=== SUPPLIED MATERIAL ===

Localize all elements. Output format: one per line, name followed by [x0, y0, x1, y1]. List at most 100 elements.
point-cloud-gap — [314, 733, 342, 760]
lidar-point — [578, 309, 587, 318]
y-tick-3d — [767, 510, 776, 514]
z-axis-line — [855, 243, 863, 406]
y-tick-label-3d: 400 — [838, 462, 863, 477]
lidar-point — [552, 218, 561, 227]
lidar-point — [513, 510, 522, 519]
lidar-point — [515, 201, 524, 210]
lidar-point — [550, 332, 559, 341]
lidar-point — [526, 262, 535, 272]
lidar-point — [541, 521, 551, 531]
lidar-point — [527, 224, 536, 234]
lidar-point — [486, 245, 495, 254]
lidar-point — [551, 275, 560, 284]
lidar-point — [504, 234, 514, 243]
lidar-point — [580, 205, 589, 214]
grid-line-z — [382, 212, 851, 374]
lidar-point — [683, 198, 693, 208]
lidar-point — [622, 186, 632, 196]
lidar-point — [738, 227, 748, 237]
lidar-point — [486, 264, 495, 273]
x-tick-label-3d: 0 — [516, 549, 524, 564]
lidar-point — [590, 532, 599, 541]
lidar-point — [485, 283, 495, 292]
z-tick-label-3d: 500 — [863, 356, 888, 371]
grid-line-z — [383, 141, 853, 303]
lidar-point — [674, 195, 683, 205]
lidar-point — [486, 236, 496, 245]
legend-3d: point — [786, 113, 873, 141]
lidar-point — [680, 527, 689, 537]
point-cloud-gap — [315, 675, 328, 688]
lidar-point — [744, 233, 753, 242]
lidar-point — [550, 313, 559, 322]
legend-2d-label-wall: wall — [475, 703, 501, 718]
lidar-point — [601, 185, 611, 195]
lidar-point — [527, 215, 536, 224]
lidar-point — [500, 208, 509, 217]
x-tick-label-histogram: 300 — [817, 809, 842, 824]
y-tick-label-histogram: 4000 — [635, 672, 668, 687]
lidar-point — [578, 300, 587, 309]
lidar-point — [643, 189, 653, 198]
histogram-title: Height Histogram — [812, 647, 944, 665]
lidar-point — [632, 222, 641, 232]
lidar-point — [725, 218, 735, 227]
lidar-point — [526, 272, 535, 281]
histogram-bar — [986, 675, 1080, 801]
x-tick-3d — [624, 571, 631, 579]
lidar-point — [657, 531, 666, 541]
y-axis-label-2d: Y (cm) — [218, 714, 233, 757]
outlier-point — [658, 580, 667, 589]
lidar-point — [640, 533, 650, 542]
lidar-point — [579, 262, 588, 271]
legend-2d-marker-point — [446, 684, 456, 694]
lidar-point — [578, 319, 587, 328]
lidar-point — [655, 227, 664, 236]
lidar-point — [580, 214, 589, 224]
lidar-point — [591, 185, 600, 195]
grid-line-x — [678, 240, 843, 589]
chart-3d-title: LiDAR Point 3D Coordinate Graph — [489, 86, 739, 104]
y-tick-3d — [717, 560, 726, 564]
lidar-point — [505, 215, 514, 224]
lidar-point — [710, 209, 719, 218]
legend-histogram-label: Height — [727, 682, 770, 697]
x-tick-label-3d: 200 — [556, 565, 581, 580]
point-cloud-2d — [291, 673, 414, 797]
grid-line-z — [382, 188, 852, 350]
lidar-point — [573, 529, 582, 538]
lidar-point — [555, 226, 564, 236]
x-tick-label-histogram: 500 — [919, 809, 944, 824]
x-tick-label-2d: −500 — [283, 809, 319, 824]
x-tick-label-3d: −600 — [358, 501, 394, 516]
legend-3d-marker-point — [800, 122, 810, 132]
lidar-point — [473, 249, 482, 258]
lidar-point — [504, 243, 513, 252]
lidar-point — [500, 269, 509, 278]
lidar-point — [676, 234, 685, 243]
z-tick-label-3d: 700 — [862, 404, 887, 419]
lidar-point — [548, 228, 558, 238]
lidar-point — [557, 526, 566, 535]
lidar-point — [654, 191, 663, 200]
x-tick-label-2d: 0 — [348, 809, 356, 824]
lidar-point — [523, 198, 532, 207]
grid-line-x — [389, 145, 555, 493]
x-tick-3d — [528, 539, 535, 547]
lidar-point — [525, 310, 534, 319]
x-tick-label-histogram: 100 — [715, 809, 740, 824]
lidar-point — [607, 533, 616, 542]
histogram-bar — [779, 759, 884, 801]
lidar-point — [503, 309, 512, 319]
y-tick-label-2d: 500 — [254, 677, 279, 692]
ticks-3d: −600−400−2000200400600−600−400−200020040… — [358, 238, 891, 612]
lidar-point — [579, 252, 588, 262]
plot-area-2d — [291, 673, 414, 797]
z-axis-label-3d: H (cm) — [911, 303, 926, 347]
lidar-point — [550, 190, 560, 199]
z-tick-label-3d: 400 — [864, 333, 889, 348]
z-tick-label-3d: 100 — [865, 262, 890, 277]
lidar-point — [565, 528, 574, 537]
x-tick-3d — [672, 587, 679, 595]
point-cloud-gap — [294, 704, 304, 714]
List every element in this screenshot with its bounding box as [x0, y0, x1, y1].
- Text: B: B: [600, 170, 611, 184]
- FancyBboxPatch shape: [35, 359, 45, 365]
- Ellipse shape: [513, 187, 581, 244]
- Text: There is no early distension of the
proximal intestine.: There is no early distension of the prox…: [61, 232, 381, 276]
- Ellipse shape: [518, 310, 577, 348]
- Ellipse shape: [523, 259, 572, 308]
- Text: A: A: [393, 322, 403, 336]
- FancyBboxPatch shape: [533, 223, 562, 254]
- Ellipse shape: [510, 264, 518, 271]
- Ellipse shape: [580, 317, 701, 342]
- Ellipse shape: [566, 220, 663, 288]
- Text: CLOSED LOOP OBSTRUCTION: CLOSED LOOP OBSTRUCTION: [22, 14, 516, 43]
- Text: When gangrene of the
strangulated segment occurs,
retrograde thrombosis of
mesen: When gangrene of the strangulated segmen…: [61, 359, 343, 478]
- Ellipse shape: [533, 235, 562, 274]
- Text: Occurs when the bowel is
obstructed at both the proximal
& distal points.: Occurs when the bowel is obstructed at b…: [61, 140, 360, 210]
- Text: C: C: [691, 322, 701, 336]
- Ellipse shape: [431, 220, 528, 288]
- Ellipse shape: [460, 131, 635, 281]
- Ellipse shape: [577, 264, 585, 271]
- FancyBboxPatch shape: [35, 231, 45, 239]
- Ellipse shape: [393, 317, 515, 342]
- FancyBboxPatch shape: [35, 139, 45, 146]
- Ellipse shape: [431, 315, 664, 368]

===

PROBLEM TO WORK ON
Reproduce every one of the lines above verbatim, keeping their order, wording and numbers unchanged.

FINISHED ANSWER
Localize all elements. Output format: one per line, name followed by [x0, y0, x1, y1]. List at most 100 elements.
point-cloud-gap — [314, 733, 342, 760]
lidar-point — [578, 309, 587, 318]
y-tick-3d — [767, 510, 776, 514]
z-axis-line — [855, 243, 863, 406]
y-tick-label-3d: 400 — [838, 462, 863, 477]
lidar-point — [552, 218, 561, 227]
lidar-point — [513, 510, 522, 519]
lidar-point — [515, 201, 524, 210]
lidar-point — [550, 332, 559, 341]
lidar-point — [526, 262, 535, 272]
lidar-point — [541, 521, 551, 531]
lidar-point — [527, 224, 536, 234]
lidar-point — [486, 245, 495, 254]
lidar-point — [551, 275, 560, 284]
lidar-point — [504, 234, 514, 243]
lidar-point — [580, 205, 589, 214]
grid-line-z — [382, 212, 851, 374]
lidar-point — [683, 198, 693, 208]
lidar-point — [622, 186, 632, 196]
lidar-point — [738, 227, 748, 237]
lidar-point — [486, 264, 495, 273]
x-tick-label-3d: 0 — [516, 549, 524, 564]
lidar-point — [590, 532, 599, 541]
lidar-point — [485, 283, 495, 292]
z-tick-label-3d: 500 — [863, 356, 888, 371]
grid-line-z — [383, 141, 853, 303]
lidar-point — [674, 195, 683, 205]
lidar-point — [486, 236, 496, 245]
legend-3d: point — [786, 113, 873, 141]
lidar-point — [680, 527, 689, 537]
point-cloud-gap — [315, 675, 328, 688]
lidar-point — [744, 233, 753, 242]
lidar-point — [550, 313, 559, 322]
legend-2d-label-wall: wall — [475, 703, 501, 718]
lidar-point — [601, 185, 611, 195]
lidar-point — [527, 215, 536, 224]
lidar-point — [500, 208, 509, 217]
x-tick-label-histogram: 300 — [817, 809, 842, 824]
y-tick-label-histogram: 4000 — [635, 672, 668, 687]
lidar-point — [578, 300, 587, 309]
lidar-point — [643, 189, 653, 198]
histogram-title: Height Histogram — [812, 647, 944, 665]
lidar-point — [632, 222, 641, 232]
lidar-point — [725, 218, 735, 227]
lidar-point — [526, 272, 535, 281]
histogram-bar — [986, 675, 1080, 801]
x-tick-3d — [624, 571, 631, 579]
lidar-point — [657, 531, 666, 541]
y-axis-label-2d: Y (cm) — [218, 714, 233, 757]
outlier-point — [658, 580, 667, 589]
lidar-point — [640, 533, 650, 542]
lidar-point — [579, 262, 588, 271]
legend-2d-marker-point — [446, 684, 456, 694]
lidar-point — [578, 319, 587, 328]
lidar-point — [655, 227, 664, 236]
lidar-point — [580, 214, 589, 224]
lidar-point — [591, 185, 600, 195]
grid-line-x — [678, 240, 843, 589]
chart-3d-title: LiDAR Point 3D Coordinate Graph — [489, 86, 739, 104]
y-tick-3d — [717, 560, 726, 564]
lidar-point — [505, 215, 514, 224]
lidar-point — [710, 209, 719, 218]
legend-histogram-label: Height — [727, 682, 770, 697]
x-tick-label-3d: 200 — [556, 565, 581, 580]
point-cloud-2d — [291, 673, 414, 797]
grid-line-z — [382, 188, 852, 350]
lidar-point — [573, 529, 582, 538]
lidar-point — [555, 226, 564, 236]
x-tick-label-histogram: 500 — [919, 809, 944, 824]
x-tick-label-2d: −500 — [283, 809, 319, 824]
x-tick-label-3d: −600 — [358, 501, 394, 516]
legend-3d-marker-point — [800, 122, 810, 132]
lidar-point — [473, 249, 482, 258]
lidar-point — [504, 243, 513, 252]
lidar-point — [500, 269, 509, 278]
lidar-point — [676, 234, 685, 243]
z-tick-label-3d: 700 — [862, 404, 887, 419]
lidar-point — [548, 228, 558, 238]
lidar-point — [557, 526, 566, 535]
lidar-point — [654, 191, 663, 200]
x-tick-label-2d: 0 — [348, 809, 356, 824]
lidar-point — [523, 198, 532, 207]
grid-line-x — [389, 145, 555, 493]
x-tick-3d — [528, 539, 535, 547]
lidar-point — [525, 310, 534, 319]
x-tick-label-histogram: 100 — [715, 809, 740, 824]
lidar-point — [607, 533, 616, 542]
histogram-bar — [779, 759, 884, 801]
lidar-point — [503, 309, 512, 319]
y-tick-label-2d: 500 — [254, 677, 279, 692]
ticks-3d: −600−400−2000200400600−600−400−200020040… — [358, 238, 891, 612]
lidar-point — [579, 252, 588, 262]
plot-area-2d — [291, 673, 414, 797]
z-axis-label-3d: H (cm) — [911, 303, 926, 347]
lidar-point — [550, 190, 560, 199]
z-tick-label-3d: 400 — [864, 333, 889, 348]
z-tick-label-3d: 100 — [865, 262, 890, 277]
lidar-point — [565, 528, 574, 537]
x-tick-3d — [672, 587, 679, 595]
point-cloud-gap — [294, 704, 304, 714]
List every element in this screenshot with its bounding box as [x0, y0, x1, y1].
- Text: B: B: [600, 170, 611, 184]
- FancyBboxPatch shape: [35, 359, 45, 365]
- Ellipse shape: [513, 187, 581, 244]
- Text: There is no early distension of the
proximal intestine.: There is no early distension of the prox…: [61, 232, 381, 276]
- Ellipse shape: [518, 310, 577, 348]
- Ellipse shape: [523, 259, 572, 308]
- Text: A: A: [393, 322, 403, 336]
- FancyBboxPatch shape: [533, 223, 562, 254]
- Ellipse shape: [510, 264, 518, 271]
- Ellipse shape: [580, 317, 701, 342]
- Ellipse shape: [566, 220, 663, 288]
- Text: CLOSED LOOP OBSTRUCTION: CLOSED LOOP OBSTRUCTION: [22, 14, 516, 43]
- Text: When gangrene of the
strangulated segment occurs,
retrograde thrombosis of
mesen: When gangrene of the strangulated segmen…: [61, 359, 343, 478]
- Ellipse shape: [533, 235, 562, 274]
- Text: Occurs when the bowel is
obstructed at both the proximal
& distal points.: Occurs when the bowel is obstructed at b…: [61, 140, 360, 210]
- Text: C: C: [691, 322, 701, 336]
- Ellipse shape: [431, 220, 528, 288]
- Ellipse shape: [460, 131, 635, 281]
- Ellipse shape: [577, 264, 585, 271]
- FancyBboxPatch shape: [35, 231, 45, 239]
- Ellipse shape: [393, 317, 515, 342]
- FancyBboxPatch shape: [35, 139, 45, 146]
- Ellipse shape: [431, 315, 664, 368]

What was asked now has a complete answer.